** start EXCERPTED RECORDS **
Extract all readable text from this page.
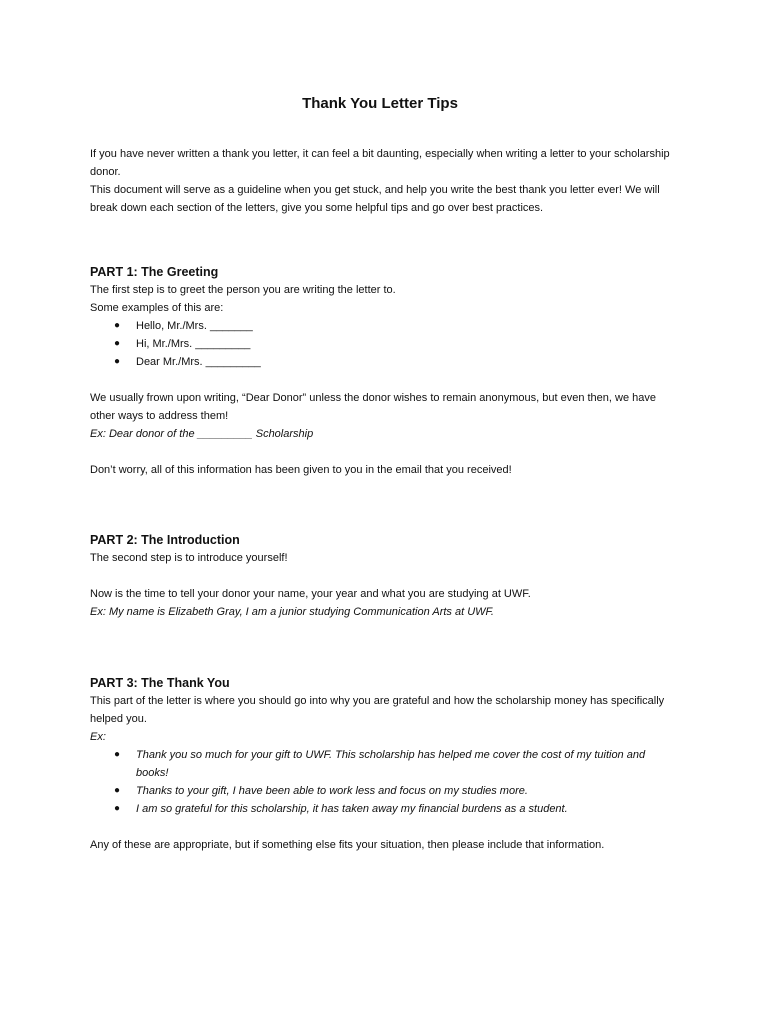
Thank You Letter Tips

If you have never written a thank you letter, it can feel a bit daunting, especially when writing a letter to your scholarship donor.

This document will serve as a guideline when you get stuck, and help you write the best thank you letter ever! We will break down each section of the letters, give you some helpful tips and go over best practices.

PART 1: The Greeting

The first step is to greet the person you are writing the letter to.

Some examples of this are:

● Hello, Mr./Mrs. _______
● Hi, Mr./Mrs. _________
● Dear Mr./Mrs. _________

We usually frown upon writing, “Dear Donor” unless the donor wishes to remain anonymous, but even then, we have other ways to address them!

Ex: Dear donor of the _________ Scholarship

Don’t worry, all of this information has been given to you in the email that you received!

PART 2: The Introduction

The second step is to introduce yourself!

Now is the time to tell your donor your name, your year and what you are studying at UWF.

Ex: My name is Elizabeth Gray, I am a junior studying Communication Arts at UWF.

PART 3: The Thank You

This part of the letter is where you should go into why you are grateful and how the scholarship money has specifically helped you.

Ex:

● Thank you so much for your gift to UWF. This scholarship has helped me cover the cost of my tuition and books!
● Thanks to your gift, I have been able to work less and focus on my studies more.
● I am so grateful for this scholarship, it has taken away my financial burdens as a student.

Any of these are appropriate, but if something else fits your situation, then please include that information.
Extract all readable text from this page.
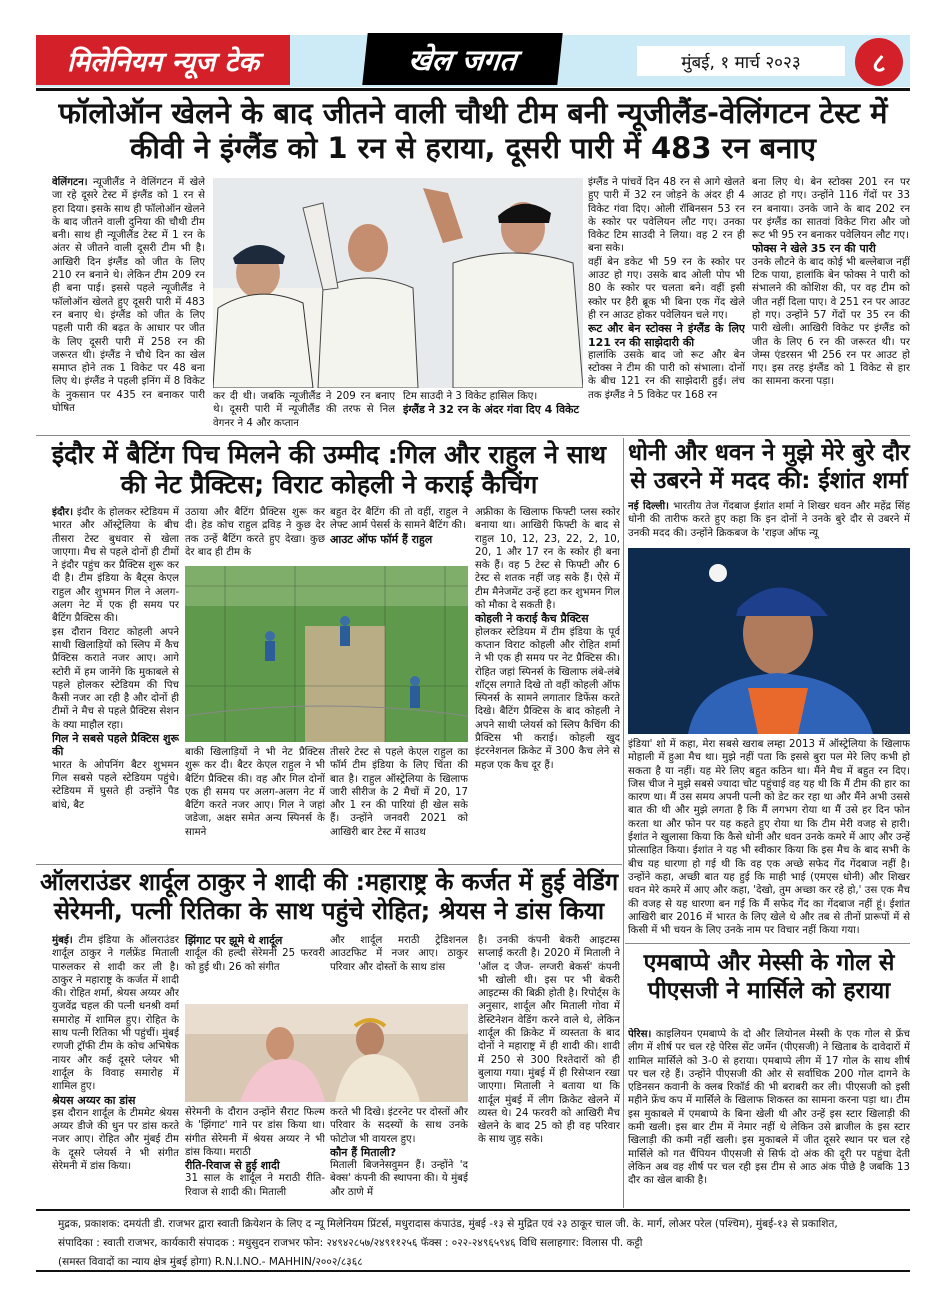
मिलेनियम न्यूज टेक	खेल जगत	मुंबई, १ मार्च २०२३	८
फॉलोऑन खेलने के बाद जीतने वाली चौथी टीम बनी न्यूजीलैंड-वेलिंगटन टेस्ट में
कीवी ने इंग्लैंड को 1 रन से हराया, दूसरी पारी में 483 रन बनाए

वेलिंगटन। न्यूजीलैंड ने वेलिंगटन में खेले जा रहे दूसरे टेस्ट में इंग्लैंड को 1 रन से हरा दिया। इसके साथ ही फॉलोऑन खेलने के बाद जीतने वाली दुनिया की चौथी टीम बनी। साथ ही न्यूजीलैंड टेस्ट में 1 रन के अंतर से जीतने वाली दूसरी टीम भी है। आखिरी दिन इंग्लैंड को जीत के लिए 210 रन बनाने थे। लेकिन टीम 209 रन ही बना पाई। इससे पहले न्यूजीलैंड ने फॉलोऑन खेलते हुए दूसरी पारी में 483 रन बनाए थे। इंग्लैंड को जीत के लिए पहली पारी की बढ़त के आधार पर जीत के लिए दूसरी पारी में 258 रन की जरूरत थी। इंग्लैंड ने चौथे दिन का खेल समाप्त होने तक 1 विकेट पर 48 बना लिए थे। इंग्लैंड ने पहली इनिंग में 8 विकेट के नुकसान पर 435 रन बनाकर पारी घोषित

कर दी थी। जबकि न्यूजीलैंड ने 209 रन बनाए थे। दूसरी पारी में न्यूजीलैंड की तरफ से निल वेगनर ने 4 और कप्तान

टिम साउदी ने 3 विकेट हासिल किए।

इंग्लैंड ने 32 रन के अंदर गंवा दिए 4 विकेट

इंग्लैंड ने पांचवें दिन 48 रन से आगे खेलते हुए पारी में 32 रन जोड़ने के अंदर ही 4 विकेट गंवा दिए। ओली रॉबिनसन 53 रन के स्कोर पर पवेलियन लौट गए। उनका विकेट टिम साउदी ने लिया। वह 2 रन ही बना सके।

वहीं बेन डकेट भी 59 रन के स्कोर पर आउट हो गए। उसके बाद ओली पोप भी 80 के स्कोर पर चलता बने। वहीं इसी स्कोर पर हैरी ब्रूक भी बिना एक गेंद खेले ही रन आउट होकर पवेलियन चले गए।

रूट और बेन स्टोक्स ने इंग्लैंड के लिए 121 रन की साझेदारी की

हालांकि उसके बाद जो रूट और बेन स्टोक्स ने टीम की पारी को संभाला। दोनों के बीच 121 रन की साझेदारी हुई। लंच तक इंग्लैंड ने 5 विकेट पर 168 रन

बना लिए थे। बेन स्टोक्स 201 रन पर आउट हो गए। उन्होंने 116 गेंदों पर 33 रन बनाया। उनके जाने के बाद 202 रन पर इंग्लैंड का सातवां विकेट गिरा और जो रूट भी 95 रन बनाकर पवेलियन लौट गए।

फोक्स ने खेले 35 रन की पारी

उनके लौटने के बाद कोई भी बल्लेबाज नहीं टिक पाया, हालांकि बेन फोक्स ने पारी को संभालने की कोशिश की, पर वह टीम को जीत नहीं दिला पाए। वे 251 रन पर आउट हो गए। उन्होंने 57 गेंदों पर 35 रन की पारी खेली। आखिरी विकेट पर इंग्लैंड को जीत के लिए 6 रन की जरूरत थी। पर जेम्स एंडरसन भी 256 रन पर आउट हो गए। इस तरह इंग्लैंड को 1 विकेट से हार का सामना करना पड़ा।

इंदौर में बैटिंग पिच मिलने की उम्मीद :गिल और राहुल ने साथ
की नेट प्रैक्टिस; विराट कोहली ने कराई कैचिंग

इंदौर। इंदौर के होलकर स्टेडियम में भारत और ऑस्ट्रेलिया के बीच तीसरा टेस्ट बुधवार से खेला जाएगा। मैच से पहले दोनों ही टीमों ने इंदौर पहुंच कर प्रैक्टिस शुरू कर दी है। टीम इंडिया के बैट्स केएल राहुल और शुभमन गिल ने अलग-अलग नेट में एक ही समय पर बैटिंग प्रैक्टिस की।

इस दौरान विराट कोहली अपने साथी खिलाड़ियों को स्लिप में कैच प्रैक्टिस कराते नजर आए। आगे स्टोरी में हम जानेंगे कि मुकाबले से पहले होलकर स्टेडियम की पिच कैसी नजर आ रही है और दोनों ही टीमों ने मैच से पहले प्रैक्टिस सेशन के क्या माहौल रहा।

गिल ने सबसे पहले प्रैक्टिस शुरू की

भारत के ओपनिंग बैटर शुभमन गिल सबसे पहले स्टेडियम पहुंचे। स्टेडियम में घुसते ही उन्होंने पैड बांधे, बैट

उठाया और बैटिंग प्रैक्टिस शुरू कर दी। हेड कोच राहुल द्रविड़ ने कुछ देर तक उन्हें बैटिंग करते हुए देखा। कुछ देर बाद ही टीम के

बहुत देर बैटिंग की तो वहीं, राहुल ने लेफ्ट आर्म पेसर्स के सामने बैटिंग की।

आउट ऑफ फॉर्म हैं राहुल

बाकी खिलाड़ियों ने भी नेट प्रैक्टिस शुरू कर दी। बैटर केएल राहुल ने भी बैटिंग प्रैक्टिस की। वह और गिल दोनों एक ही समय पर अलग-अलग नेट में बैटिंग करते नजर आए। गिल ने जहां जडेजा, अक्षर समेत अन्य स्पिनर्स के सामने

तीसरे टेस्ट से पहले केएल राहुल का फॉर्म टीम इंडिया के लिए चिंता की बात है। राहुल ऑस्ट्रेलिया के खिलाफ जारी सीरीज के 2 मैचों में 20, 17 और 1 रन की पारियां ही खेल सके हैं। उन्होंने जनवरी 2021 को आखिरी बार टेस्ट में साउथ

अफ्रीका के खिलाफ फिफ्टी प्लस स्कोर बनाया था। आखिरी फिफ्टी के बाद से राहुल 10, 12, 23, 22, 2, 10, 20, 1 और 17 रन के स्कोर ही बना सके हैं। वह 5 टेस्ट से फिफ्टी और 6 टेस्ट से शतक नहीं जड़ सके हैं। ऐसे में टीम मैनेजमेंट उन्हें हटा कर शुभमन गिल को मौका दे सकती है।

कोहली ने कराई कैच प्रैक्टिस

होलकर स्टेडियम में टीम इंडिया के पूर्व कप्तान विराट कोहली और रोहित शर्मा ने भी एक ही समय पर नेट प्रैक्टिस की। रोहित जहां स्पिनर्स के खिलाफ लंबे-लंबे शॉट्स लगाते दिखे तो वहीं कोहली ऑफ स्पिनर्स के सामने लगातार डिफेंस करते दिखे। बैटिंग प्रैक्टिस के बाद कोहली ने अपने साथी प्लेयर्स को स्लिप कैचिंग की प्रैक्टिस भी कराई। कोहली खुद इंटरनेशनल क्रिकेट में 300 कैच लेने से महज एक कैच दूर हैं।

धोनी और धवन ने मुझे मेरे बुरे दौर
से उबरने में मदद की: ईशांत शर्मा

नई दिल्ली। भारतीय तेज गेंदबाज ईशांत शर्मा ने शिखर धवन और महेंद्र सिंह धोनी की तारीफ करते हुए कहा कि इन दोनों ने उनके बुरे दौर से उबरने में उनकी मदद की। उन्होंने क्रिकबज के 'राइज ऑफ न्यू

इंडिया' शो में कहा, मेरा सबसे खराब लम्हा 2013 में ऑस्ट्रेलिया के खिलाफ मोहाली में हुआ मैच था। मुझे नहीं पता कि इससे बुरा पल मेरे लिए कभी हो सकता है या नहीं। यह मेरे लिए बहुत कठिन था। मैंने मैच में बहुत रन दिए। जिस चीज ने मुझे सबसे ज्यादा चोट पहुंचाई वह यह थी कि मैं टीम की हार का कारण था। मैं उस समय अपनी पत्नी को डेट कर रहा था और मैंने अभी उससे बात की थी और मुझे लगता है कि मैं लगभग रोया था मैं उसे हर दिन फोन करता था और फोन पर यह कहते हुए रोया था कि टीम मेरी वजह से हारी। ईशांत ने खुलासा किया कि कैसे धोनी और धवन उनके कमरे में आए और उन्हें प्रोत्साहित किया। ईशांत ने यह भी स्वीकार किया कि इस मैच के बाद सभी के बीच यह धारणा हो गई थी कि वह एक अच्छे सफेद गेंद गेंदबाज नहीं है। उन्होंने कहा, अच्छी बात यह हुई कि माही भाई (एमएस धोनी) और शिखर धवन मेरे कमरे में आए और कहा, 'देखो, तुम अच्छा कर रहे हो,' उस एक मैच की वजह से यह धारणा बन गई कि मैं सफेद गेंद का गेंदबाज नहीं हूं। ईशांत आखिरी बार 2016 में भारत के लिए खेले थे और तब से तीनों प्रारूपों में से किसी में भी चयन के लिए उनके नाम पर विचार नहीं किया गया।

एमबाप्पे और मेस्सी के गोल से
पीएसजी ने मार्सिले को हराया

पेरिस। काइलियन एमबाप्पे के दो और लियोनल मेस्सी के एक गोल से फ्रेंच लीग में शीर्ष पर चल रहे पेरिस सेंट जर्मेन (पीएसजी) ने खिताब के दावेदारों में शामिल मार्सिले को 3-0 से हराया। एमबाप्पे लीग में 17 गोल के साथ शीर्ष पर चल रहे हैं। उन्होंने पीएसजी की ओर से सर्वाधिक 200 गोल दागने के एडिनसन कवानी के क्लब रिकॉर्ड की भी बराबरी कर ली। पीएसजी को इसी महीने फ्रेंच कप में मार्सिले के खिलाफ शिकस्त का सामना करना पड़ा था। टीम इस मुकाबले में एमबाप्पे के बिना खेली थी और उन्हें इस स्टार खिलाड़ी की कमी खली। इस बार टीम में नेमार नहीं थे लेकिन उसे ब्राजील के इस स्टार खिलाड़ी की कमी नहीं खली। इस मुकाबले में जीत दूसरे स्थान पर चल रहे मार्सिले को गत चैंपियन पीएसजी से सिर्फ दो अंक की दूरी पर पहुंचा देती लेकिन अब वह शीर्ष पर चल रही इस टीम से आठ अंक पीछे है जबकि 13 दौर का खेल बाकी है।

ऑलराउंडर शार्दूल ठाकुर ने शादी की :महाराष्ट्र के कर्जत में हुई वेडिंग
सेरेमनी, पत्नी रितिका के साथ पहुंचे रोहित; श्रेयस ने डांस किया

मुंबई। टीम इंडिया के ऑलराउंडर शार्दूल ठाकुर ने गर्लफ्रेंड मिताली पारुलकर से शादी कर ली है। ठाकुर ने महाराष्ट्र के कर्जत में शादी की। रोहित शर्मा, श्रेयस अय्यर और युजवेंद्र चहल की पत्नी धनश्री वर्मा समारोह में शामिल हुए। रोहित के साथ पत्नी रितिका भी पहुंचीं। मुंबई रणजी ट्रॉफी टीम के कोच अभिषेक नायर और कई दूसरे प्लेयर भी शार्दूल के विवाह समारोह में शामिल हुए।

श्रेयस अय्यर का डांस

इस दौरान शार्दूल के टीममेट श्रेयस अय्यर डीजे की धुन पर डांस करते नजर आए। रोहित और मुंबई टीम के दूसरे प्लेयर्स ने भी संगीत सेरेमनी में डांस किया।

झिंगाट पर झूमे थे शार्दूल

शार्दूल की हल्दी सेरेमनी 25 फरवरी को हुई थी। 26 को संगीत

और शार्दूल मराठी ट्रेडिशनल आउटफिट में नजर आए। ठाकुर परिवार और दोस्तों के साथ डांस

सेरेमनी के दौरान उन्होंने सैराट फिल्म के 'झिंगाट' गाने पर डांस किया था। संगीत सेरेमनी में श्रेयस अय्यर ने भी डांस किया। मराठी

रीति-रिवाज से हुई शादी

31 साल के शार्दूल ने मराठी रीति-रिवाज से शादी की। मिताली

करते भी दिखे। इंटरनेट पर दोस्तों और परिवार के सदस्यों के साथ उनके फोटोज भी वायरल हुए।

कौन हैं मिताली?

मिताली बिजनेसवुमन हैं। उन्होंने 'द बेक्स' कंपनी की स्थापना की। ये मुंबई और ठाणे में

है। उनकी कंपनी बेकरी आइटम्स सप्लाई करती है। 2020 में मिताली ने 'ऑल द जैज- लग्जरी बेकर्स' कंपनी भी खोली थी। इस पर भी बेकरी आइटम्स की बिक्री होती है। रिपोर्ट्स के अनुसार, शार्दूल और मिताली गोवा में डेस्टिनेशन वेडिंग करने वाले थे, लेकिन शार्दूल की क्रिकेट में व्यस्तता के बाद दोनों ने महाराष्ट्र में ही शादी की। शादी में 250 से 300 रिश्तेदारों को ही बुलाया गया। मुंबई में ही रिसेप्शन रखा जाएगा। मिताली ने बताया था कि शार्दूल मुंबई में लीग क्रिकेट खेलने में व्यस्त थे। 24 फरवरी को आखिरी मैच खेलने के बाद 25 को ही वह परिवार के साथ जुड़ सके।

मुद्रक, प्रकाशक: दमयंती डी. राजभर द्वारा स्वाती क्रियेशन के लिए द न्यू मिलेनियम प्रिंटर्स, मधुरादास कंपाउंड, मुंबई -१३ से मुद्रित एवं २३ ठाकूर चाल जी. के. मार्ग, लोअर परेल (पश्चिम), मुंबई-१३ से प्रकाशित,
संपादिका : स्वाती राजभर, कार्यकारी संपादक : मधुसुदन राजभर फोन: २४९४२८५७/२४९११२५६ फॅक्स : ०२२-२४९६५९४६ विधि सलाहगार: विलास पी. कट्टी
(समस्त विवादों का न्याय क्षेत्र मुंबई होगा) R.N.I.NO.- MAHHIN/२००२/८३६८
** end EXCERPTED RECORDS **
**DO THIS:**
Every line that holds the string "grateful" should be returned.

**RESULT FOR THIS TASK:**
This part of the letter is where you should go into why you are grateful and how the scholarship money has specifically helped you.
● I am so grateful for this scholarship, it has taken away my financial burdens as a student.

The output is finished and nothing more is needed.